▶ Excerpted data
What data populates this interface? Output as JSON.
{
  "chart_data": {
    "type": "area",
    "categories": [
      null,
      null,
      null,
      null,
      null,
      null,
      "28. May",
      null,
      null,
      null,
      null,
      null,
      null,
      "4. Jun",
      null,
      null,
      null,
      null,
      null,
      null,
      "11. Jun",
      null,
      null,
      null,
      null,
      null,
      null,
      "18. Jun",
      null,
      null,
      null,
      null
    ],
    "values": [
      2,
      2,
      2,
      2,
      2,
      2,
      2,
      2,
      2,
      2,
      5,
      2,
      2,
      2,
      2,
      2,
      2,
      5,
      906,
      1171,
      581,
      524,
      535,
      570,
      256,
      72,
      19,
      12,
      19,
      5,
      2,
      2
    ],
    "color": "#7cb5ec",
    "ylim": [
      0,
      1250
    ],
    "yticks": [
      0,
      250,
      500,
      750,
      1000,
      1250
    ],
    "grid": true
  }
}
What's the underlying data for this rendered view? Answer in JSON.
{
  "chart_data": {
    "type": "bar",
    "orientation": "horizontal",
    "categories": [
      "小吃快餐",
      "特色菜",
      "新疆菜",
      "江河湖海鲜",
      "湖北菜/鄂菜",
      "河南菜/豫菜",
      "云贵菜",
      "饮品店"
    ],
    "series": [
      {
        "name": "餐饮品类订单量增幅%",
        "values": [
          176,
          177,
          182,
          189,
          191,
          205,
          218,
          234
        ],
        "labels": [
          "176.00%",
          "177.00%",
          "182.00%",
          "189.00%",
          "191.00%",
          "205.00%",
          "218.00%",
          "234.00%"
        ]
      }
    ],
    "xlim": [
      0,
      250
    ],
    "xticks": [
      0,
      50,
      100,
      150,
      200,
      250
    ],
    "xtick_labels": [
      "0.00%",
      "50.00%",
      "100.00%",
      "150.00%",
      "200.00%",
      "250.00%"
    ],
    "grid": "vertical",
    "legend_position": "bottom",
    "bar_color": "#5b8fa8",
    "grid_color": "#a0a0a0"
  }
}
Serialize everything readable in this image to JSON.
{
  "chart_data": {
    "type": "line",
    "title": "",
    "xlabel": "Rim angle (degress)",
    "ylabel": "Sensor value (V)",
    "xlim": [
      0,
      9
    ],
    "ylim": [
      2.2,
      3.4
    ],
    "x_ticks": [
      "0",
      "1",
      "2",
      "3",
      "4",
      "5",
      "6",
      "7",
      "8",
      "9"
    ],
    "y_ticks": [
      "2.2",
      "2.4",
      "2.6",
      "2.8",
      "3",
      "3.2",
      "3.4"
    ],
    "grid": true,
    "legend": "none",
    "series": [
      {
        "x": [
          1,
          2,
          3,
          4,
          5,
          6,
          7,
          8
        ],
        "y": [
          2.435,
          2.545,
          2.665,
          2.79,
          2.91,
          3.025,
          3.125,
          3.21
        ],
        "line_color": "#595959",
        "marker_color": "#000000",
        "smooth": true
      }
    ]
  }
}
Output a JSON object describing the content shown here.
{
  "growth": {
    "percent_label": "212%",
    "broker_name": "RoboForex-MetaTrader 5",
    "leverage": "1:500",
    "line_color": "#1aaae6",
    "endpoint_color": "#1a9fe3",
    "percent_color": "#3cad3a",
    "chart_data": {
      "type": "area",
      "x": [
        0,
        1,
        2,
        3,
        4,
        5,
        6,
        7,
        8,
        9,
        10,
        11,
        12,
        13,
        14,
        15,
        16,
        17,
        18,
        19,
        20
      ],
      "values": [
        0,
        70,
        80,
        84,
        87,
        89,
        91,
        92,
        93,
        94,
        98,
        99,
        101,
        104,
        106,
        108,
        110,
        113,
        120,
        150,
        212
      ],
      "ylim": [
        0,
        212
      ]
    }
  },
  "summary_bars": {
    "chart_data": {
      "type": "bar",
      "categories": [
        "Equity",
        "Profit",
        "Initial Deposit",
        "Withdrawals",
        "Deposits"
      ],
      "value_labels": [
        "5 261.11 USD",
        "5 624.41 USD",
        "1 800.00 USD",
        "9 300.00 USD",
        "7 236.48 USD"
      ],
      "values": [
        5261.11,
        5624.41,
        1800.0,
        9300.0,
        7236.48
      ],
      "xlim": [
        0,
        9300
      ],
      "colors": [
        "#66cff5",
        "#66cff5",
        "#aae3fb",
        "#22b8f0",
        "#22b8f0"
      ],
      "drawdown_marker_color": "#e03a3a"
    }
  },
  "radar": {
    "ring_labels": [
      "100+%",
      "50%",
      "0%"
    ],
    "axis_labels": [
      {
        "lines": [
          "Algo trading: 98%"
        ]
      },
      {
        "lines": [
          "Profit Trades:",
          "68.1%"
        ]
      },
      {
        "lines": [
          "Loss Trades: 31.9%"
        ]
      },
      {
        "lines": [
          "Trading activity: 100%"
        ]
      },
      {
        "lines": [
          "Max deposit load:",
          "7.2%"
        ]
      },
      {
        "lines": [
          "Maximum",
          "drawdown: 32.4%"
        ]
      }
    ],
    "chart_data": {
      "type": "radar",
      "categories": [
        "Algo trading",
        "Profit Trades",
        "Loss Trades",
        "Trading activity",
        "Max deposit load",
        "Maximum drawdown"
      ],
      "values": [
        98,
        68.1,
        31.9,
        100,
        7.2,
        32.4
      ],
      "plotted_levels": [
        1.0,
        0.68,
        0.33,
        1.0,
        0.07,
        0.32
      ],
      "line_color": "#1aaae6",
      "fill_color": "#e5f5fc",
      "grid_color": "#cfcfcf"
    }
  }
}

▶ Exercise
Retype all of the data shown above, word for word.

▶ Finished exercise
What data populates this interface? Output as JSON.
{
  "chart_data": {
    "type": "area",
    "categories": [
      null,
      null,
      null,
      null,
      null,
      null,
      "28. May",
      null,
      null,
      null,
      null,
      null,
      null,
      "4. Jun",
      null,
      null,
      null,
      null,
      null,
      null,
      "11. Jun",
      null,
      null,
      null,
      null,
      null,
      null,
      "18. Jun",
      null,
      null,
      null,
      null
    ],
    "values": [
      2,
      2,
      2,
      2,
      2,
      2,
      2,
      2,
      2,
      2,
      5,
      2,
      2,
      2,
      2,
      2,
      2,
      5,
      906,
      1171,
      581,
      524,
      535,
      570,
      256,
      72,
      19,
      12,
      19,
      5,
      2,
      2
    ],
    "color": "#7cb5ec",
    "ylim": [
      0,
      1250
    ],
    "yticks": [
      0,
      250,
      500,
      750,
      1000,
      1250
    ],
    "grid": true
  }
}
What's the underlying data for this rendered view? Answer in JSON.
{
  "chart_data": {
    "type": "bar",
    "orientation": "horizontal",
    "categories": [
      "小吃快餐",
      "特色菜",
      "新疆菜",
      "江河湖海鲜",
      "湖北菜/鄂菜",
      "河南菜/豫菜",
      "云贵菜",
      "饮品店"
    ],
    "series": [
      {
        "name": "餐饮品类订单量增幅%",
        "values": [
          176,
          177,
          182,
          189,
          191,
          205,
          218,
          234
        ],
        "labels": [
          "176.00%",
          "177.00%",
          "182.00%",
          "189.00%",
          "191.00%",
          "205.00%",
          "218.00%",
          "234.00%"
        ]
      }
    ],
    "xlim": [
      0,
      250
    ],
    "xticks": [
      0,
      50,
      100,
      150,
      200,
      250
    ],
    "xtick_labels": [
      "0.00%",
      "50.00%",
      "100.00%",
      "150.00%",
      "200.00%",
      "250.00%"
    ],
    "grid": "vertical",
    "legend_position": "bottom",
    "bar_color": "#5b8fa8",
    "grid_color": "#a0a0a0"
  }
}
Serialize everything readable in this image to JSON.
{
  "chart_data": {
    "type": "line",
    "title": "",
    "xlabel": "Rim angle (degress)",
    "ylabel": "Sensor value (V)",
    "xlim": [
      0,
      9
    ],
    "ylim": [
      2.2,
      3.4
    ],
    "x_ticks": [
      "0",
      "1",
      "2",
      "3",
      "4",
      "5",
      "6",
      "7",
      "8",
      "9"
    ],
    "y_ticks": [
      "2.2",
      "2.4",
      "2.6",
      "2.8",
      "3",
      "3.2",
      "3.4"
    ],
    "grid": true,
    "legend": "none",
    "series": [
      {
        "x": [
          1,
          2,
          3,
          4,
          5,
          6,
          7,
          8
        ],
        "y": [
          2.435,
          2.545,
          2.665,
          2.79,
          2.91,
          3.025,
          3.125,
          3.21
        ],
        "line_color": "#595959",
        "marker_color": "#000000",
        "smooth": true
      }
    ]
  }
}
Output a JSON object describing the content shown here.
{
  "growth": {
    "percent_label": "212%",
    "broker_name": "RoboForex-MetaTrader 5",
    "leverage": "1:500",
    "line_color": "#1aaae6",
    "endpoint_color": "#1a9fe3",
    "percent_color": "#3cad3a",
    "chart_data": {
      "type": "area",
      "x": [
        0,
        1,
        2,
        3,
        4,
        5,
        6,
        7,
        8,
        9,
        10,
        11,
        12,
        13,
        14,
        15,
        16,
        17,
        18,
        19,
        20
      ],
      "values": [
        0,
        70,
        80,
        84,
        87,
        89,
        91,
        92,
        93,
        94,
        98,
        99,
        101,
        104,
        106,
        108,
        110,
        113,
        120,
        150,
        212
      ],
      "ylim": [
        0,
        212
      ]
    }
  },
  "summary_bars": {
    "chart_data": {
      "type": "bar",
      "categories": [
        "Equity",
        "Profit",
        "Initial Deposit",
        "Withdrawals",
        "Deposits"
      ],
      "value_labels": [
        "5 261.11 USD",
        "5 624.41 USD",
        "1 800.00 USD",
        "9 300.00 USD",
        "7 236.48 USD"
      ],
      "values": [
        5261.11,
        5624.41,
        1800.0,
        9300.0,
        7236.48
      ],
      "xlim": [
        0,
        9300
      ],
      "colors": [
        "#66cff5",
        "#66cff5",
        "#aae3fb",
        "#22b8f0",
        "#22b8f0"
      ],
      "drawdown_marker_color": "#e03a3a"
    }
  },
  "radar": {
    "ring_labels": [
      "100+%",
      "50%",
      "0%"
    ],
    "axis_labels": [
      {
        "lines": [
          "Algo trading: 98%"
        ]
      },
      {
        "lines": [
          "Profit Trades:",
          "68.1%"
        ]
      },
      {
        "lines": [
          "Loss Trades: 31.9%"
        ]
      },
      {
        "lines": [
          "Trading activity: 100%"
        ]
      },
      {
        "lines": [
          "Max deposit load:",
          "7.2%"
        ]
      },
      {
        "lines": [
          "Maximum",
          "drawdown: 32.4%"
        ]
      }
    ],
    "chart_data": {
      "type": "radar",
      "categories": [
        "Algo trading",
        "Profit Trades",
        "Loss Trades",
        "Trading activity",
        "Max deposit load",
        "Maximum drawdown"
      ],
      "values": [
        98,
        68.1,
        31.9,
        100,
        7.2,
        32.4
      ],
      "plotted_levels": [
        1.0,
        0.68,
        0.33,
        1.0,
        0.07,
        0.32
      ],
      "line_color": "#1aaae6",
      "fill_color": "#e5f5fc",
      "grid_color": "#cfcfcf"
    }
  }
}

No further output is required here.